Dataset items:

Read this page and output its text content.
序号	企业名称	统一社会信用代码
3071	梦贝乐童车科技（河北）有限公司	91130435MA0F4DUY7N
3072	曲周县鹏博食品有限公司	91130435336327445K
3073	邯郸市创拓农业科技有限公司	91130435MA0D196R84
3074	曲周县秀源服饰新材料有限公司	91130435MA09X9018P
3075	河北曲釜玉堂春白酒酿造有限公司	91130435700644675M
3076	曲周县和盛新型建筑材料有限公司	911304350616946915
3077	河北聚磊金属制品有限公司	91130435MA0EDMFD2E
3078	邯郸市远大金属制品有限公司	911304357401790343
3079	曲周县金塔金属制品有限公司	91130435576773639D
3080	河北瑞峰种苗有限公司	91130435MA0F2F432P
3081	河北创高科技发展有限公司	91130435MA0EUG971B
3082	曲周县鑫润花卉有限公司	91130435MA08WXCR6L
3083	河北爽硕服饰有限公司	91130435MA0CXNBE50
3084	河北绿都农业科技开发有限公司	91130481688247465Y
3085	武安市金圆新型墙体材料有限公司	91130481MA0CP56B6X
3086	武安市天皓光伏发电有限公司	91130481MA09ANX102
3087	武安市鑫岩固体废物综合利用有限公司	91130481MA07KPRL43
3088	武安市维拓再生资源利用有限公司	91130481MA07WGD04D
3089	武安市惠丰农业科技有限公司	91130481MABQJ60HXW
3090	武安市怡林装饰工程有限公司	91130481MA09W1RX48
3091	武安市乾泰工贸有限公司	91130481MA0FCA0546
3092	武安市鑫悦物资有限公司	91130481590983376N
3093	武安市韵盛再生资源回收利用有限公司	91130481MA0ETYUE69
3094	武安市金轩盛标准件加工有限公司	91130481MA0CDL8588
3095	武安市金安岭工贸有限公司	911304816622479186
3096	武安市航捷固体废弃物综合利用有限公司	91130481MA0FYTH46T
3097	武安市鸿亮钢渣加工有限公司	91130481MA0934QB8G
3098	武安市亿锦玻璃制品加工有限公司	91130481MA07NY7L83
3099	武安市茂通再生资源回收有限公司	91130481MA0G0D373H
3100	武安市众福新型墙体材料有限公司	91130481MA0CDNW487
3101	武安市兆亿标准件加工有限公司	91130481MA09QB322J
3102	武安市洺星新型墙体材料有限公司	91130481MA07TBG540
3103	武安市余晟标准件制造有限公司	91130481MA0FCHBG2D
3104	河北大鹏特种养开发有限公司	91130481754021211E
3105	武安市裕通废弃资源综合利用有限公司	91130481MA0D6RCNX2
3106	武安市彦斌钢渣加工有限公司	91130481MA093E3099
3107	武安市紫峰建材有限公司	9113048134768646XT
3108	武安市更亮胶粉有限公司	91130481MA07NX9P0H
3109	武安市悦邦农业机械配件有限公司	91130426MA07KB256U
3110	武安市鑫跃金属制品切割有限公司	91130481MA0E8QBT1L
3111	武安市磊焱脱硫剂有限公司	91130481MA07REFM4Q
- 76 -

* _Your goal_: Without leaving anything out, quote all the data.

* _Answer_:
Read this page and output its text content.
序号	企业名称	统一社会信用代码
3071	梦贝乐童车科技（河北）有限公司	91130435MA0F4DUY7N
3072	曲周县鹏博食品有限公司	91130435336327445K
3073	邯郸市创拓农业科技有限公司	91130435MA0D196R84
3074	曲周县秀源服饰新材料有限公司	91130435MA09X9018P
3075	河北曲釜玉堂春白酒酿造有限公司	91130435700644675M
3076	曲周县和盛新型建筑材料有限公司	911304350616946915
3077	河北聚磊金属制品有限公司	91130435MA0EDMFD2E
3078	邯郸市远大金属制品有限公司	911304357401790343
3079	曲周县金塔金属制品有限公司	91130435576773639D
3080	河北瑞峰种苗有限公司	91130435MA0F2F432P
3081	河北创高科技发展有限公司	91130435MA0EUG971B
3082	曲周县鑫润花卉有限公司	91130435MA08WXCR6L
3083	河北爽硕服饰有限公司	91130435MA0CXNBE50
3084	河北绿都农业科技开发有限公司	91130481688247465Y
3085	武安市金圆新型墙体材料有限公司	91130481MA0CP56B6X
3086	武安市天皓光伏发电有限公司	91130481MA09ANX102
3087	武安市鑫岩固体废物综合利用有限公司	91130481MA07KPRL43
3088	武安市维拓再生资源利用有限公司	91130481MA07WGD04D
3089	武安市惠丰农业科技有限公司	91130481MABQJ60HXW
3090	武安市怡林装饰工程有限公司	91130481MA09W1RX48
3091	武安市乾泰工贸有限公司	91130481MA0FCA0546
3092	武安市鑫悦物资有限公司	91130481590983376N
3093	武安市韵盛再生资源回收利用有限公司	91130481MA0ETYUE69
3094	武安市金轩盛标准件加工有限公司	91130481MA0CDL8588
3095	武安市金安岭工贸有限公司	911304816622479186
3096	武安市航捷固体废弃物综合利用有限公司	91130481MA0FYTH46T
3097	武安市鸿亮钢渣加工有限公司	91130481MA0934QB8G
3098	武安市亿锦玻璃制品加工有限公司	91130481MA07NY7L83
3099	武安市茂通再生资源回收有限公司	91130481MA0G0D373H
3100	武安市众福新型墙体材料有限公司	91130481MA0CDNW487
3101	武安市兆亿标准件加工有限公司	91130481MA09QB322J
3102	武安市洺星新型墙体材料有限公司	91130481MA07TBG540
3103	武安市余晟标准件制造有限公司	91130481MA0FCHBG2D
3104	河北大鹏特种养开发有限公司	91130481754021211E
3105	武安市裕通废弃资源综合利用有限公司	91130481MA0D6RCNX2
3106	武安市彦斌钢渣加工有限公司	91130481MA093E3099
3107	武安市紫峰建材有限公司	9113048134768646XT
3108	武安市更亮胶粉有限公司	91130481MA07NX9P0H
3109	武安市悦邦农业机械配件有限公司	91130426MA07KB256U
3110	武安市鑫跃金属制品切割有限公司	91130481MA0E8QBT1L
3111	武安市磊焱脱硫剂有限公司	91130481MA07REFM4Q
- 76 -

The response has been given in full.